:: Input records ::

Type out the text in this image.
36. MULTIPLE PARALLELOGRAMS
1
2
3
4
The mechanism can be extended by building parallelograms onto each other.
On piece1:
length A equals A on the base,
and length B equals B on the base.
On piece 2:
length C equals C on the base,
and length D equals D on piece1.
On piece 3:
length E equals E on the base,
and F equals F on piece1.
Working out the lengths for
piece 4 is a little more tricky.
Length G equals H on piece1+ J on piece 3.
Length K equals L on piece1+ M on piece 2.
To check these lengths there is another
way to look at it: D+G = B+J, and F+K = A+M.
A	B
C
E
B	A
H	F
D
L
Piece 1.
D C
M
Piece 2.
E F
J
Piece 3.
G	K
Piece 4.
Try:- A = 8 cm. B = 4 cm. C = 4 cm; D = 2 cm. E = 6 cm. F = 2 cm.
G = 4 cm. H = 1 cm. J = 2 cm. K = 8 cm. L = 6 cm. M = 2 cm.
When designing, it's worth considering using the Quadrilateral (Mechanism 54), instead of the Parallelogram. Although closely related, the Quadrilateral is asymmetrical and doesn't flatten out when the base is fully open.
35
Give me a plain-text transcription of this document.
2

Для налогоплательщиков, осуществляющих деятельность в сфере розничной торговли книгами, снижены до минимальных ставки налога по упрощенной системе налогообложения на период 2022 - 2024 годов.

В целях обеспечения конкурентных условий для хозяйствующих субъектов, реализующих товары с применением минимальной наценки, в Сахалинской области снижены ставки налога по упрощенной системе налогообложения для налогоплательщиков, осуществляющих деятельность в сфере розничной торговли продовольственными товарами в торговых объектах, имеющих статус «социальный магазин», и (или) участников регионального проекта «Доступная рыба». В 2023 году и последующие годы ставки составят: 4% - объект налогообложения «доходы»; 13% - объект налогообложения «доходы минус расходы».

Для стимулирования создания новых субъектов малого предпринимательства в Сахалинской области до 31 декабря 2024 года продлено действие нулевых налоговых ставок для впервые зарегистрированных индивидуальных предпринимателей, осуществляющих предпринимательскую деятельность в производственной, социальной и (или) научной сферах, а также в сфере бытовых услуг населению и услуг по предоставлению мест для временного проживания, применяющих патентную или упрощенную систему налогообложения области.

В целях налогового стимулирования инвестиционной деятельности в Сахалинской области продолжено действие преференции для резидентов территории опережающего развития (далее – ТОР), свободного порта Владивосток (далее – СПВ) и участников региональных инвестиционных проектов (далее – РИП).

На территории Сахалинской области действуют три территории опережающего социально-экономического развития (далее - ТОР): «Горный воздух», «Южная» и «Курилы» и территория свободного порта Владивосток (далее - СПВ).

:::

__What to produce__
Retype all of the entries precisely as they are.

__Solution to the exercise__
Type out the text in this image.
36. MULTIPLE PARALLELOGRAMS
1
2
3
4
The mechanism can be extended by building parallelograms onto each other.
On piece1:
length A equals A on the base,
and length B equals B on the base.
On piece 2:
length C equals C on the base,
and length D equals D on piece1.
On piece 3:
length E equals E on the base,
and F equals F on piece1.
Working out the lengths for
piece 4 is a little more tricky.
Length G equals H on piece1+ J on piece 3.
Length K equals L on piece1+ M on piece 2.
To check these lengths there is another
way to look at it: D+G = B+J, and F+K = A+M.
A	B
C
E
B	A
H	F
D
L
Piece 1.
D C
M
Piece 2.
E F
J
Piece 3.
G	K
Piece 4.
Try:- A = 8 cm. B = 4 cm. C = 4 cm; D = 2 cm. E = 6 cm. F = 2 cm.
G = 4 cm. H = 1 cm. J = 2 cm. K = 8 cm. L = 6 cm. M = 2 cm.
When designing, it's worth considering using the Quadrilateral (Mechanism 54), instead of the Parallelogram. Although closely related, the Quadrilateral is asymmetrical and doesn't flatten out when the base is fully open.
35
Give me a plain-text transcription of this document.
2

Для налогоплательщиков, осуществляющих деятельность в сфере розничной торговли книгами, снижены до минимальных ставки налога по упрощенной системе налогообложения на период 2022 - 2024 годов.

В целях обеспечения конкурентных условий для хозяйствующих субъектов, реализующих товары с применением минимальной наценки, в Сахалинской области снижены ставки налога по упрощенной системе налогообложения для налогоплательщиков, осуществляющих деятельность в сфере розничной торговли продовольственными товарами в торговых объектах, имеющих статус «социальный магазин», и (или) участников регионального проекта «Доступная рыба». В 2023 году и последующие годы ставки составят: 4% - объект налогообложения «доходы»; 13% - объект налогообложения «доходы минус расходы».

Для стимулирования создания новых субъектов малого предпринимательства в Сахалинской области до 31 декабря 2024 года продлено действие нулевых налоговых ставок для впервые зарегистрированных индивидуальных предпринимателей, осуществляющих предпринимательскую деятельность в производственной, социальной и (или) научной сферах, а также в сфере бытовых услуг населению и услуг по предоставлению мест для временного проживания, применяющих патентную или упрощенную систему налогообложения области.

В целях налогового стимулирования инвестиционной деятельности в Сахалинской области продолжено действие преференции для резидентов территории опережающего развития (далее – ТОР), свободного порта Владивосток (далее – СПВ) и участников региональных инвестиционных проектов (далее – РИП).

На территории Сахалинской области действуют три территории опережающего социально-экономического развития (далее - ТОР): «Горный воздух», «Южная» и «Курилы» и территория свободного порта Владивосток (далее - СПВ).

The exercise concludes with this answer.